→ WHAT YOU ARE ASKED TO DO
Locate every line of the material that contains the string "menu" and copy each one. Case matters.

======== TASK DATA ========

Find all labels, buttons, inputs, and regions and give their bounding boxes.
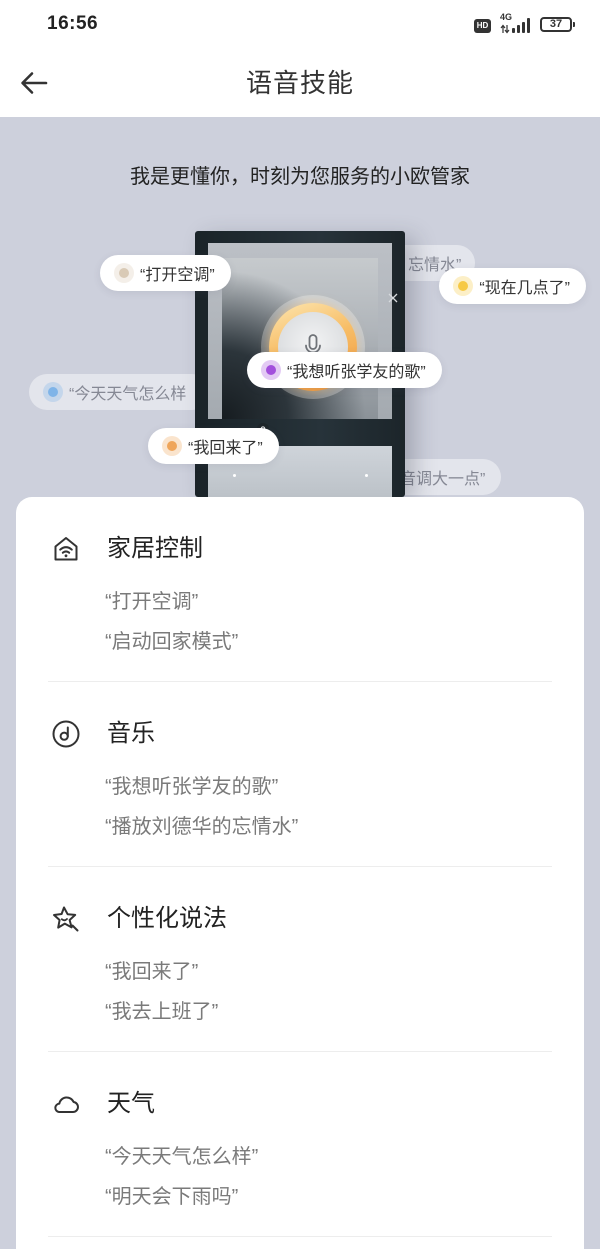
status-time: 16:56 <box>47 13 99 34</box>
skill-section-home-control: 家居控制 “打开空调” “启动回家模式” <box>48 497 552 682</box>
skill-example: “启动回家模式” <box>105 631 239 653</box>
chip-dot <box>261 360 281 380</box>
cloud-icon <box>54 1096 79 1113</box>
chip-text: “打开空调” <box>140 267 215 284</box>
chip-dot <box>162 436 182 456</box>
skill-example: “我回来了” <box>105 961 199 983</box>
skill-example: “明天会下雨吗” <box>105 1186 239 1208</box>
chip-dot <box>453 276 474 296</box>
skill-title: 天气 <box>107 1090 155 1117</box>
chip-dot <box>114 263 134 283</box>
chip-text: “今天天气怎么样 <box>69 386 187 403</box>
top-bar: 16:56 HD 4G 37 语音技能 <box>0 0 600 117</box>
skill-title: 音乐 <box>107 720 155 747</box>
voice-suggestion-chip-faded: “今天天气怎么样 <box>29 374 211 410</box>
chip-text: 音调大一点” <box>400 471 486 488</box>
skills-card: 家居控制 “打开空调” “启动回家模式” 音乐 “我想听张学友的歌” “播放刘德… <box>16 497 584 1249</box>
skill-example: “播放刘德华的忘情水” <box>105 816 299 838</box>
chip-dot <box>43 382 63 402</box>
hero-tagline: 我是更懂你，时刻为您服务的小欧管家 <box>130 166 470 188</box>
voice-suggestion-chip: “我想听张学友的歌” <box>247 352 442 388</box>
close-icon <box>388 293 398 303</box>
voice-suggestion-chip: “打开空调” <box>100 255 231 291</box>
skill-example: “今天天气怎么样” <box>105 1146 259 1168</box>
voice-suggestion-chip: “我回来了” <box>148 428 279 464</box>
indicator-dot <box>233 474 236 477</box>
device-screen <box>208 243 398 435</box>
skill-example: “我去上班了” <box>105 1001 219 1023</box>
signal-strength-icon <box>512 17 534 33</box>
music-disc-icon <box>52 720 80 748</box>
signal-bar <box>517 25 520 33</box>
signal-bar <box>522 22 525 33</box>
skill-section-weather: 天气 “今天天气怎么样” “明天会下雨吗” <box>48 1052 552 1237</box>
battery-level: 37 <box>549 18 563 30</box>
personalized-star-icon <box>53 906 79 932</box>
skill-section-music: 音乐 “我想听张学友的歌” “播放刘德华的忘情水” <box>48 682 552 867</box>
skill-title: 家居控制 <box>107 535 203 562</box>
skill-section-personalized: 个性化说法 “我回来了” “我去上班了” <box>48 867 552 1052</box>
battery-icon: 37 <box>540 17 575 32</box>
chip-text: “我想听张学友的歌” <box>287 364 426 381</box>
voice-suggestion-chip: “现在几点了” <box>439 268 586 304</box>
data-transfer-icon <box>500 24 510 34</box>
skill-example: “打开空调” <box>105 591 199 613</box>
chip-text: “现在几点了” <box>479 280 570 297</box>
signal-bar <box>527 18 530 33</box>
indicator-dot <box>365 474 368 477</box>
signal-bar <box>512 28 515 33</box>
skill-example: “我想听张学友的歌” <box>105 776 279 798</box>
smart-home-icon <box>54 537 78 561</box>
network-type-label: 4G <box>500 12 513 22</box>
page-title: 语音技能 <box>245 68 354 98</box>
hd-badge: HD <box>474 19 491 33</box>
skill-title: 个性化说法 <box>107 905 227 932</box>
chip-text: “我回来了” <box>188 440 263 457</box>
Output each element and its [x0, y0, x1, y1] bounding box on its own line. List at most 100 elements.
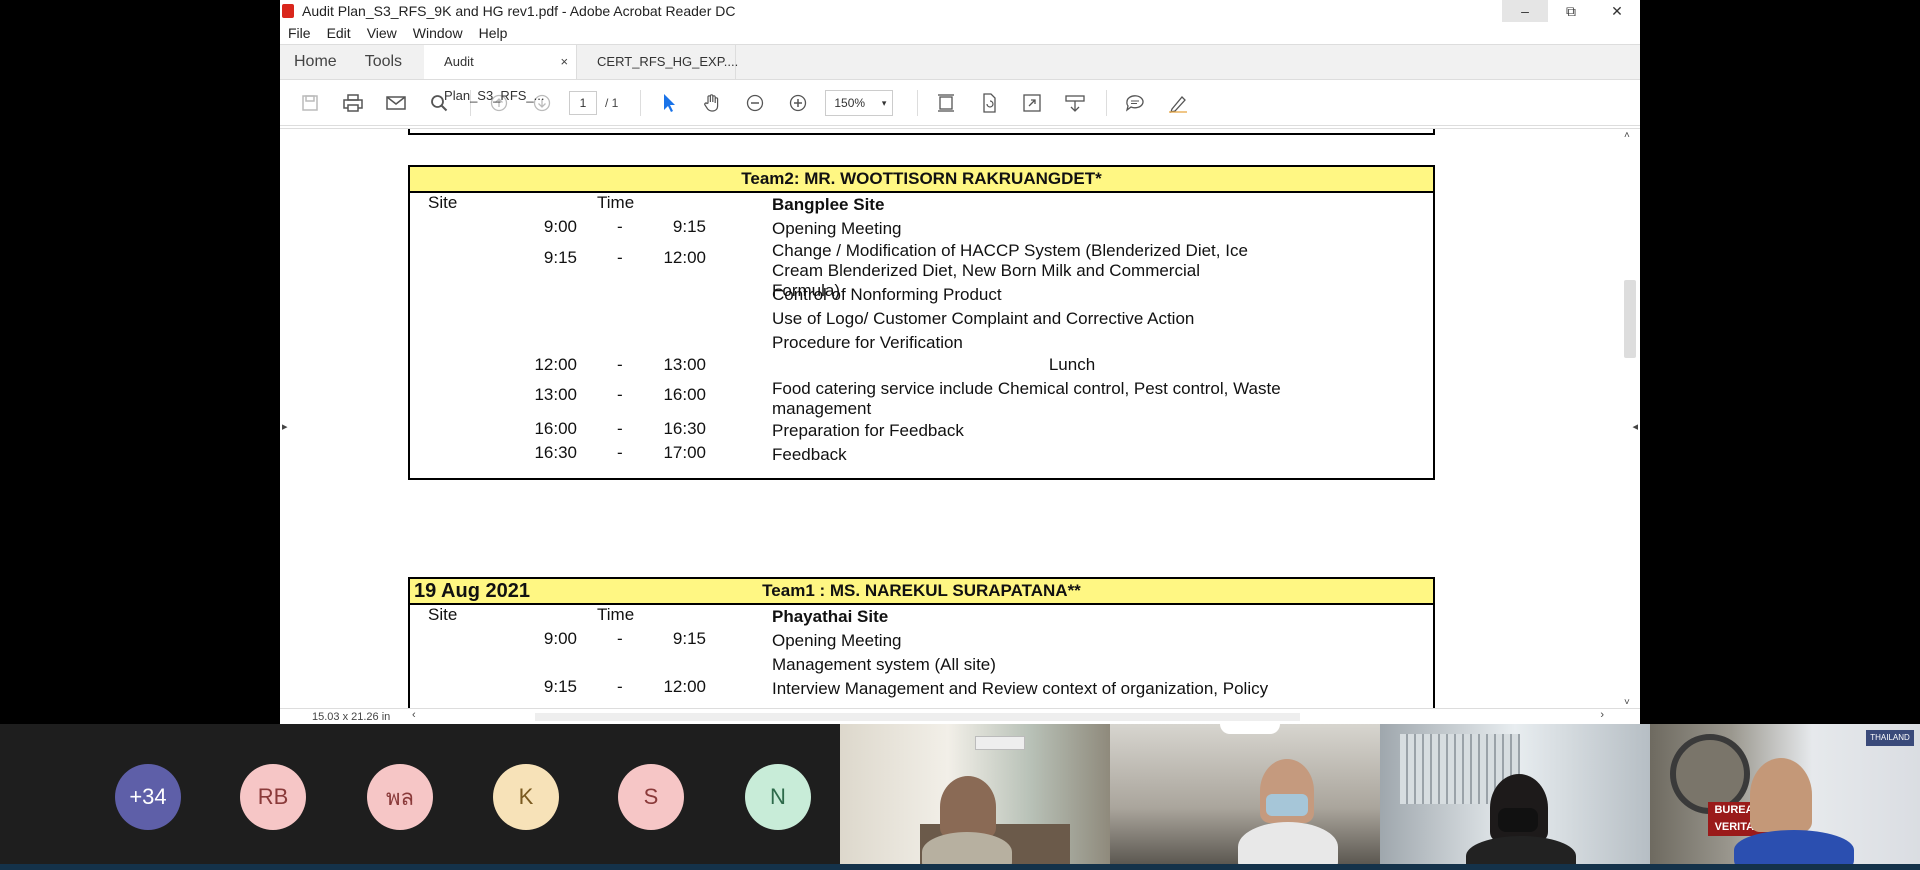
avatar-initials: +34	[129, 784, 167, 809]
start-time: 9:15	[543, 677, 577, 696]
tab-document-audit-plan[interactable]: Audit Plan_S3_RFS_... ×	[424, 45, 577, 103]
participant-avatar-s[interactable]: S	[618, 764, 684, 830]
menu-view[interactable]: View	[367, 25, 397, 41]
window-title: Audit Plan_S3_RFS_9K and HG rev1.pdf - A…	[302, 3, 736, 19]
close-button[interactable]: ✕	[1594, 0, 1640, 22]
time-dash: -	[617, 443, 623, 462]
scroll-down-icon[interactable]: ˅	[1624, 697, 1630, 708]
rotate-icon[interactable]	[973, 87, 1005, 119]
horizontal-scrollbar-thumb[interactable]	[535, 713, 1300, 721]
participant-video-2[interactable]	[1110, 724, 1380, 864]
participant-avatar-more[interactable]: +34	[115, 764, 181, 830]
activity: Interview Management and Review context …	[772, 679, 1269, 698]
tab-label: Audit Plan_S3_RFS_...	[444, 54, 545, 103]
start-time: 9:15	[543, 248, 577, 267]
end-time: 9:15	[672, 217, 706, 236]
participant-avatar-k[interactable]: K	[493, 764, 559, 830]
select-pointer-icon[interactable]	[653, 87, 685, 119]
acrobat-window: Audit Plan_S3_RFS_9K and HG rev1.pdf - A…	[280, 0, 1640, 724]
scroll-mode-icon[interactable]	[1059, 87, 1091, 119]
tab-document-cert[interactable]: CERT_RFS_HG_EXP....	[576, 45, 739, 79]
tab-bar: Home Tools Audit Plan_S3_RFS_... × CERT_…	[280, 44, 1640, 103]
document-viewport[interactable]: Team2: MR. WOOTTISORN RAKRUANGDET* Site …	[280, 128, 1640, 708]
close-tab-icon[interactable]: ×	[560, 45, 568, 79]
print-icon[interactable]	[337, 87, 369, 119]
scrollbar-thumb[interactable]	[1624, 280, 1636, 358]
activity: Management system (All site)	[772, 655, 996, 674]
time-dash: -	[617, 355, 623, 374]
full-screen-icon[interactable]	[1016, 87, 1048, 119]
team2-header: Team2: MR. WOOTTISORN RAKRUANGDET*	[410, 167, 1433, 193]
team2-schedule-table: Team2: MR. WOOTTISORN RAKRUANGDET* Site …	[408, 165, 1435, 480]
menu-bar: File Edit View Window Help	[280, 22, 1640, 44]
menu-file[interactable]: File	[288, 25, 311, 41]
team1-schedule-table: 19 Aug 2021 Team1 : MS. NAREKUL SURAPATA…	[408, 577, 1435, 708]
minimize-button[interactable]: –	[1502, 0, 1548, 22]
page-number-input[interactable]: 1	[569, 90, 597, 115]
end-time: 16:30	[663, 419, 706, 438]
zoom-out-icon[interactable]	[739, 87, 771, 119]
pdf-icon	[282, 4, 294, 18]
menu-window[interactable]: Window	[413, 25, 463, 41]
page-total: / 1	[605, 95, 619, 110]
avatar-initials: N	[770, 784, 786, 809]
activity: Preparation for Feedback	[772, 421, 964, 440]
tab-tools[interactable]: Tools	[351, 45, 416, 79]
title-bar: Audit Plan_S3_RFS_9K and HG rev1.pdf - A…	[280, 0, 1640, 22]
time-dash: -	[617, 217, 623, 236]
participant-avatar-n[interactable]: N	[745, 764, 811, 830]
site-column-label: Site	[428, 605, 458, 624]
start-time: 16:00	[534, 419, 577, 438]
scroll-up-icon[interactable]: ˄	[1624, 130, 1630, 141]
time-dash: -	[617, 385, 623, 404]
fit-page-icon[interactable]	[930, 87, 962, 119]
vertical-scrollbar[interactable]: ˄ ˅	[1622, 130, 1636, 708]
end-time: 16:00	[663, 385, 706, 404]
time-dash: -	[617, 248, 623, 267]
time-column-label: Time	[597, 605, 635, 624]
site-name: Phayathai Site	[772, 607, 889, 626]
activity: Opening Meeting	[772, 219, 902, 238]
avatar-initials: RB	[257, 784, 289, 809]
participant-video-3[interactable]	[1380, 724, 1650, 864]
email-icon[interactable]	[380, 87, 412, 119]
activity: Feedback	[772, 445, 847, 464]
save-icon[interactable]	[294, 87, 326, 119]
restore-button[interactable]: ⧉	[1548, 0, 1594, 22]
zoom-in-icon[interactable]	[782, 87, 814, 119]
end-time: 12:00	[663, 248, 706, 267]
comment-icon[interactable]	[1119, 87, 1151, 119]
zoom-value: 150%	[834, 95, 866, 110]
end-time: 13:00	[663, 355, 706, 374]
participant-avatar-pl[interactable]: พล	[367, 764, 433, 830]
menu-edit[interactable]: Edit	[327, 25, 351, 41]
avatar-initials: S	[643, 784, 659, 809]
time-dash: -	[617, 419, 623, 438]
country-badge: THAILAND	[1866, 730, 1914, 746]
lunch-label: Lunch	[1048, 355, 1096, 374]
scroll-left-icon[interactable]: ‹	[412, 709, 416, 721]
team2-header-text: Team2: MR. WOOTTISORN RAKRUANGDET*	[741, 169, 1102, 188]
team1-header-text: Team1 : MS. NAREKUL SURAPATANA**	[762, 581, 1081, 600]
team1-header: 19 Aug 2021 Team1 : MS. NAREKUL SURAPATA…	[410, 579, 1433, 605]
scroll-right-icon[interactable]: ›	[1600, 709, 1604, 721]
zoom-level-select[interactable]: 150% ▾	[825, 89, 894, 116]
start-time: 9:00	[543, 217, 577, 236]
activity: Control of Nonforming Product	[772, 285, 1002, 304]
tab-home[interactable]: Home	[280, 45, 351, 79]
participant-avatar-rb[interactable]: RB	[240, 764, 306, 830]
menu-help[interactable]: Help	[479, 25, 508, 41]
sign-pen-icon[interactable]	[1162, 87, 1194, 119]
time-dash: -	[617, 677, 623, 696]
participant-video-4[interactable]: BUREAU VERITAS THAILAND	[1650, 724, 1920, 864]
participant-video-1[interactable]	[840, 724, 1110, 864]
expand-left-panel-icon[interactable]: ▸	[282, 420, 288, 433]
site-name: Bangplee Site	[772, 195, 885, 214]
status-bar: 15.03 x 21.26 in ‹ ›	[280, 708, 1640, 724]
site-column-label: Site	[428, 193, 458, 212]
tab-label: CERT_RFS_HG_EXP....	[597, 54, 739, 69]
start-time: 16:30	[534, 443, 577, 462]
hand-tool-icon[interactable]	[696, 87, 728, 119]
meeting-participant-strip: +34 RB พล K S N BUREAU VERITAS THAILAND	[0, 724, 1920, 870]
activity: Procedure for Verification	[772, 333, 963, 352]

========

→ REPLY
menu-view[interactable]: View	[367, 25, 397, 41]
menu-bar: File Edit View Window Help	[280, 22, 1640, 44]
menu-file[interactable]: File	[288, 25, 311, 41]
menu-window[interactable]: Window	[413, 25, 463, 41]
menu-edit[interactable]: Edit	[327, 25, 351, 41]
menu-help[interactable]: Help	[479, 25, 508, 41]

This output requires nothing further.